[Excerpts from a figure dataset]
** start **

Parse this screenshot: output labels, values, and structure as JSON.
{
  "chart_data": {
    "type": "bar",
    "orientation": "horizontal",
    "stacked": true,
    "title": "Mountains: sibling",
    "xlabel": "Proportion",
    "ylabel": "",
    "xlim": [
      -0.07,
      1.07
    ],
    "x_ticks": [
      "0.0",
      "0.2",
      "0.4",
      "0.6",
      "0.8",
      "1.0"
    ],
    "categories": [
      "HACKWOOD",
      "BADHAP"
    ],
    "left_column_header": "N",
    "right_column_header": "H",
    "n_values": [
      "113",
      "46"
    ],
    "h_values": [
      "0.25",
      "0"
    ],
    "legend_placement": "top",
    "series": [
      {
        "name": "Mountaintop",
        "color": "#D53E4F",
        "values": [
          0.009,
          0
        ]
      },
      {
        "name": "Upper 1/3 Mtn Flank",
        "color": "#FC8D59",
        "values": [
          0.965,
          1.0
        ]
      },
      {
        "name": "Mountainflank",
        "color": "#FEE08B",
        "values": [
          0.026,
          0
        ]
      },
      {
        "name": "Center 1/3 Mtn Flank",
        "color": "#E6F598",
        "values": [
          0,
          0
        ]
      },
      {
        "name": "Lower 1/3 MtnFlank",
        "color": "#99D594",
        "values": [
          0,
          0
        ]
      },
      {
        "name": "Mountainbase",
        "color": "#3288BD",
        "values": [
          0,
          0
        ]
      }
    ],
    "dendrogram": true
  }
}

** end **

Exercise: Using the records above, list each line that includes "color".

Result for this exercise:
        "color": "#D53E4F",
        "color": "#FC8D59",
        "color": "#FEE08B",
        "color": "#E6F598",
        "color": "#99D594",
        "color": "#3288BD",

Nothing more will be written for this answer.